Data entries:
____________

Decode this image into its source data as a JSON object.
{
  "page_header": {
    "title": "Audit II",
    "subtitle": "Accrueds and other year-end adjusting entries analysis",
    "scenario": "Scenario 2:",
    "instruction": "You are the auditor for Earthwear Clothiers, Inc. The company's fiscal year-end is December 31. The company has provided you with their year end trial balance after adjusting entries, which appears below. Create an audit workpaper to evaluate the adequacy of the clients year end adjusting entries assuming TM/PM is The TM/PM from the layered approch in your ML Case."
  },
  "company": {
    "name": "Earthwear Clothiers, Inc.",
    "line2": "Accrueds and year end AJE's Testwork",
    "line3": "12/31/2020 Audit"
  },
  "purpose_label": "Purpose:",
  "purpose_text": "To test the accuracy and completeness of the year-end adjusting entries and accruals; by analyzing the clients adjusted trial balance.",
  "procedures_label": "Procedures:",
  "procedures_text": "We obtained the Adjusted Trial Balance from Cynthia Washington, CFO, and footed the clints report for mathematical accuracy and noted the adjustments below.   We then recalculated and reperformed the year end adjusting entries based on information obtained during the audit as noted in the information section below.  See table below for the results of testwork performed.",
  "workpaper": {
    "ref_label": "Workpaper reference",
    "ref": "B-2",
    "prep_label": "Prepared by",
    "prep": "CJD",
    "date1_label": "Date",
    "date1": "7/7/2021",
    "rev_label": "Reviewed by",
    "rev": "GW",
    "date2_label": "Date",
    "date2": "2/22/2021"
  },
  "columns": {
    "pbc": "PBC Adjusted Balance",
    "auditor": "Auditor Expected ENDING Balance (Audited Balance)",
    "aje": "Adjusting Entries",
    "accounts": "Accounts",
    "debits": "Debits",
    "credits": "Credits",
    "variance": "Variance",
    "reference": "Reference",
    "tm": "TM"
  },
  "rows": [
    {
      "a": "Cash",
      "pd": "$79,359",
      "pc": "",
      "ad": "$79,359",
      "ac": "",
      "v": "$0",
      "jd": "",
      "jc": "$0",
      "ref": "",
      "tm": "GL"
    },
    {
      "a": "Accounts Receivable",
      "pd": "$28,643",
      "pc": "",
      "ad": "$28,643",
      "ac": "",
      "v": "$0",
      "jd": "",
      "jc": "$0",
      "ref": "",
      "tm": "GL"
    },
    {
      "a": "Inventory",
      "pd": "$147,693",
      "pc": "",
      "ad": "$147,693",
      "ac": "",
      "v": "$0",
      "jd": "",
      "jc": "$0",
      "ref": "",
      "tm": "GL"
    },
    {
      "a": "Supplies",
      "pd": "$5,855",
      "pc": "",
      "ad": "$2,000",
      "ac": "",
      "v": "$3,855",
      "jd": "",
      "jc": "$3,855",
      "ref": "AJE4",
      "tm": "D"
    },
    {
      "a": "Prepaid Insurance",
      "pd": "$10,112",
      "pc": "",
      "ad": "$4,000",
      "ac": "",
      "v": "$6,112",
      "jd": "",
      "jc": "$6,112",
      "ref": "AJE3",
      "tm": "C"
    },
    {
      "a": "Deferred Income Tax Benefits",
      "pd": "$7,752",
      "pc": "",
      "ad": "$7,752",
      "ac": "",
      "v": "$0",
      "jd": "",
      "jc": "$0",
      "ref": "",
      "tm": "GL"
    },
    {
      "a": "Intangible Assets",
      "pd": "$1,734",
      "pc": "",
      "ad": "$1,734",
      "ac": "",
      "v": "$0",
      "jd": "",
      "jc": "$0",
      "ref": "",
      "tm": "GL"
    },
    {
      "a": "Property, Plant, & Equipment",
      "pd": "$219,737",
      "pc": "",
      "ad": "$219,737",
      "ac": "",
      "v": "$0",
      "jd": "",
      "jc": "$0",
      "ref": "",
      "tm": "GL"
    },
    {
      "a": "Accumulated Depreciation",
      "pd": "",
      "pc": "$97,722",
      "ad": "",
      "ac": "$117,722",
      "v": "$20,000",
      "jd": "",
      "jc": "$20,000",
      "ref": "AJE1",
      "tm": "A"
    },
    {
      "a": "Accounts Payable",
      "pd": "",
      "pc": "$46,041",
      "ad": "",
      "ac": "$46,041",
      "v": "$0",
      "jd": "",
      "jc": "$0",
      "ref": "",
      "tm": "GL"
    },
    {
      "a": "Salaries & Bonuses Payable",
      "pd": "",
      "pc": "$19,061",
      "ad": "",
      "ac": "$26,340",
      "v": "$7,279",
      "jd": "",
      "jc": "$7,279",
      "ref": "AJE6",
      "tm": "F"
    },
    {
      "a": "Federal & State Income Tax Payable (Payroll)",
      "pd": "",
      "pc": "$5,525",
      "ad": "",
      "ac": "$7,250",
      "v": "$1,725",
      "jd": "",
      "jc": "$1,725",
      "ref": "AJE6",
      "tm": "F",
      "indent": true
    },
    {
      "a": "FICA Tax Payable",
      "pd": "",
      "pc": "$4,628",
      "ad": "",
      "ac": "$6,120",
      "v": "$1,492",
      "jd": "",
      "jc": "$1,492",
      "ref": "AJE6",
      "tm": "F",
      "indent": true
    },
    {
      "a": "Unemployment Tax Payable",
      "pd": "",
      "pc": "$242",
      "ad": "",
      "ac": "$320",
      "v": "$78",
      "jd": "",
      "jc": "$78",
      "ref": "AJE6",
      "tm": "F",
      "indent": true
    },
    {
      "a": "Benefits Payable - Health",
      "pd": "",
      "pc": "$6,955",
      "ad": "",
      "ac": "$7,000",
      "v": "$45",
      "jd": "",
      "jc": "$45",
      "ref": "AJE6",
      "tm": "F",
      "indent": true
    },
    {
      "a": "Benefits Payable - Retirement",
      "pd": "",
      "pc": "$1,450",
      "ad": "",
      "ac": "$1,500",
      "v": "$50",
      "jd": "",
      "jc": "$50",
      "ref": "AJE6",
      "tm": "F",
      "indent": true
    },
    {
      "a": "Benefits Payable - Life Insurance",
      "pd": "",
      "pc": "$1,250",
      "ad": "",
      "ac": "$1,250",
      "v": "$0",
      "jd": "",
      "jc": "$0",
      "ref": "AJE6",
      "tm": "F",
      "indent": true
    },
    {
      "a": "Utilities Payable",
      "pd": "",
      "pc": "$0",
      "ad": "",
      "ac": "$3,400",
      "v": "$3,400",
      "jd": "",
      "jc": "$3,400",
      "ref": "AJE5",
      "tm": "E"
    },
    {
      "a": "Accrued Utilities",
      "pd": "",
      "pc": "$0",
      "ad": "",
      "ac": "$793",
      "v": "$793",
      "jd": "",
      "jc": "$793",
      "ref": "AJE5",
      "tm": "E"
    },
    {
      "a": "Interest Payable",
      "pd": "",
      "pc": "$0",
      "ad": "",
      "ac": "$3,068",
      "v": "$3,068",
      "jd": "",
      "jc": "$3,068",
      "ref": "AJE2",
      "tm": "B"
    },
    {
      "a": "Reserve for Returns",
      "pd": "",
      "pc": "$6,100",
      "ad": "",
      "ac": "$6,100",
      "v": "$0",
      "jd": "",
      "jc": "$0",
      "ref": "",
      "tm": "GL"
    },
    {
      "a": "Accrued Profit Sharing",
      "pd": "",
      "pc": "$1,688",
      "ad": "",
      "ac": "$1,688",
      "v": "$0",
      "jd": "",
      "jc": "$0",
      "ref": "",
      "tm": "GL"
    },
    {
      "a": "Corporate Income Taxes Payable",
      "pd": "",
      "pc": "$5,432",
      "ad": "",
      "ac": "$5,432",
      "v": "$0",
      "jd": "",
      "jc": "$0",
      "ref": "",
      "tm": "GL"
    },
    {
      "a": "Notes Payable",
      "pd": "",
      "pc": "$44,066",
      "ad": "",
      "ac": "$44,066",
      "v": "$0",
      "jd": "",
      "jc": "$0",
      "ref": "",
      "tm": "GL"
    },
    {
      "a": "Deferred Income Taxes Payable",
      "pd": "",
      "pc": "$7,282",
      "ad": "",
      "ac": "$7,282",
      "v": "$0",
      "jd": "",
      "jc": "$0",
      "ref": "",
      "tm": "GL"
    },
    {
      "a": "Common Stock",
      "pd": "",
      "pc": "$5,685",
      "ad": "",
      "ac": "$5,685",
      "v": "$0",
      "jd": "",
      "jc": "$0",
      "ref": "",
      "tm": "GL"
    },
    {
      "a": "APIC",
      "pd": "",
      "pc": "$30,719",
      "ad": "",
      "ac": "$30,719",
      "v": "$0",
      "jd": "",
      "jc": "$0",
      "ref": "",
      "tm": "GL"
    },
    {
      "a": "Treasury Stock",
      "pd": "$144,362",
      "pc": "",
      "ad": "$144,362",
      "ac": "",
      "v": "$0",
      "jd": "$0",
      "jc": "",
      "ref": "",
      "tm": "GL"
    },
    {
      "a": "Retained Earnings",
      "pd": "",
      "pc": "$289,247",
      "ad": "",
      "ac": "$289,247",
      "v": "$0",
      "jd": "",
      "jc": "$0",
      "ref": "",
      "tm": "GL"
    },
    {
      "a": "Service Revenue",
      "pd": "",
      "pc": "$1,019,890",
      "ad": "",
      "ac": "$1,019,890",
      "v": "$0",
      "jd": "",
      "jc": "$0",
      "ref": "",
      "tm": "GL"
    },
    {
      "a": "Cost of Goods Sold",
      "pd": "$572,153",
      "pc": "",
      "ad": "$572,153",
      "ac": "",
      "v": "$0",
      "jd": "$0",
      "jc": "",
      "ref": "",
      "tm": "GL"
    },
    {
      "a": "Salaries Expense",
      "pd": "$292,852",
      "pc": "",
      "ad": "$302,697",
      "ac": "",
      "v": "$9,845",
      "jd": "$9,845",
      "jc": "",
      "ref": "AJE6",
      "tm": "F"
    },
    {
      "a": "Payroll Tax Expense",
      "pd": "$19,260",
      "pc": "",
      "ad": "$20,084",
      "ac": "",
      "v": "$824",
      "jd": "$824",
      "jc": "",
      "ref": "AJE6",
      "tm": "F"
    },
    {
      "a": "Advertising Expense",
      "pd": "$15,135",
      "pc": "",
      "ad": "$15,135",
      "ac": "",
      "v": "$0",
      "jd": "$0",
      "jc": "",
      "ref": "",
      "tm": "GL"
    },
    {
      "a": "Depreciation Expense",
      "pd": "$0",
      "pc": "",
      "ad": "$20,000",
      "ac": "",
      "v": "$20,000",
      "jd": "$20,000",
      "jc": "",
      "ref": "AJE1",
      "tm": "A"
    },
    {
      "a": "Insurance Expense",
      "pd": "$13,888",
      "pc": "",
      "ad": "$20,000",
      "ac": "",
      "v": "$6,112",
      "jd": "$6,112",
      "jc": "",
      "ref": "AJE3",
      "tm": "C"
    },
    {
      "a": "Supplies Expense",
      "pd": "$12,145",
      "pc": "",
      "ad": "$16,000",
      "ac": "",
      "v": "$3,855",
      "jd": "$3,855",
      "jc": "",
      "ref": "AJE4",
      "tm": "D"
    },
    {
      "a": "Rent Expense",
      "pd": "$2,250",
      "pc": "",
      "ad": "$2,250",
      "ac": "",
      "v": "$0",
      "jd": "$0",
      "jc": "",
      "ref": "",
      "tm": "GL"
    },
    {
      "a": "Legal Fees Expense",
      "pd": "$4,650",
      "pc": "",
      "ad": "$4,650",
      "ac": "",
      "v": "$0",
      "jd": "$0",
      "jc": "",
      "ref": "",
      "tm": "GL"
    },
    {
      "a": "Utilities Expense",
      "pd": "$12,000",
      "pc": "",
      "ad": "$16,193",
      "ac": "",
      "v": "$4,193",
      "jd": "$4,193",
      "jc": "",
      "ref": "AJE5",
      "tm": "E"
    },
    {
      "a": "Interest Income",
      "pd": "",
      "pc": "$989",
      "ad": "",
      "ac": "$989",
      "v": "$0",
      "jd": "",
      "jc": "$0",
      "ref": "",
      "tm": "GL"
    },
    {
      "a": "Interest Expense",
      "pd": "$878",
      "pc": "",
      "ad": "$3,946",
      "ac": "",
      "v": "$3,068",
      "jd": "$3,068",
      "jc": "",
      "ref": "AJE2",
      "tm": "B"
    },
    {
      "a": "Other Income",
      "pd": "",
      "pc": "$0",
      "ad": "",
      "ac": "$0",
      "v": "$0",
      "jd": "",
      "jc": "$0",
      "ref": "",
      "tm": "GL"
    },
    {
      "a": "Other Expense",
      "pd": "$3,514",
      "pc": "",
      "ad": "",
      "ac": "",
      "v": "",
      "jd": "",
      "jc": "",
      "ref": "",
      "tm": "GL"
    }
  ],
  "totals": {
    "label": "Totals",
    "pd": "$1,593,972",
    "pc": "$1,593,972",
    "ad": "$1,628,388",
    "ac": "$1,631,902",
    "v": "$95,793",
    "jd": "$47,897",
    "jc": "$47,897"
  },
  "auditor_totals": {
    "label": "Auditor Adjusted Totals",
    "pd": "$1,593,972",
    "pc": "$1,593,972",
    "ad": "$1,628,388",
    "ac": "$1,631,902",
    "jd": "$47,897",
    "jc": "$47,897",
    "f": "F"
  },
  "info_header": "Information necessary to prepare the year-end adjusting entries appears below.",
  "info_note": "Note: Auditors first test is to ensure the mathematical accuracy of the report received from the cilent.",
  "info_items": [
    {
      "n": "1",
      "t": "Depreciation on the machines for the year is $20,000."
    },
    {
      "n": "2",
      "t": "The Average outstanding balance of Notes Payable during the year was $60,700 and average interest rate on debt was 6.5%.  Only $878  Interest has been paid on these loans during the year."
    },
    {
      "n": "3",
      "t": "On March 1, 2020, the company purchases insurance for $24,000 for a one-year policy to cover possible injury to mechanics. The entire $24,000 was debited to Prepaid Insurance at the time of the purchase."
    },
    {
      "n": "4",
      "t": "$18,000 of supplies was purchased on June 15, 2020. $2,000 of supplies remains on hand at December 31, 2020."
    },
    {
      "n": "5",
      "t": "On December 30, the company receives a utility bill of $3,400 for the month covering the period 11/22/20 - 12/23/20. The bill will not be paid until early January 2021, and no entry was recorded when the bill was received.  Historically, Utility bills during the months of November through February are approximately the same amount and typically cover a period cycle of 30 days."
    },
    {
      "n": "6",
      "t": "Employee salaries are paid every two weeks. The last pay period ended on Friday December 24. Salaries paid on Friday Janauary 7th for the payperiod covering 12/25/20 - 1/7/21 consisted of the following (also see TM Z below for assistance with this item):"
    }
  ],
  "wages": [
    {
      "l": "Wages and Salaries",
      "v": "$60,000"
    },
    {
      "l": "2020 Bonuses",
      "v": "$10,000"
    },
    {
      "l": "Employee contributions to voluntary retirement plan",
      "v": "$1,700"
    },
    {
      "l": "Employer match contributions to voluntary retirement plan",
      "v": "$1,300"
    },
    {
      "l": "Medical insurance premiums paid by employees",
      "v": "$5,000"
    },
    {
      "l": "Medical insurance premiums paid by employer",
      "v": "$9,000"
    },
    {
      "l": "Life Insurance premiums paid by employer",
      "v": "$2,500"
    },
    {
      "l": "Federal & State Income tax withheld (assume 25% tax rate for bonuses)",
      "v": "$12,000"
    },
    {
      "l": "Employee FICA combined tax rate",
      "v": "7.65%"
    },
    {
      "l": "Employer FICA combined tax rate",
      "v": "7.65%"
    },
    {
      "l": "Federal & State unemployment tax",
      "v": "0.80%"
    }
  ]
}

____________

WHAT IS REQUIRED: Among the lines of the material, find those that hold the word "voluntary" and copy them.

REPLY TO THE EXERCISE:
      "l": "Employee contributions to voluntary retirement plan",
      "l": "Employer match contributions to voluntary retirement plan",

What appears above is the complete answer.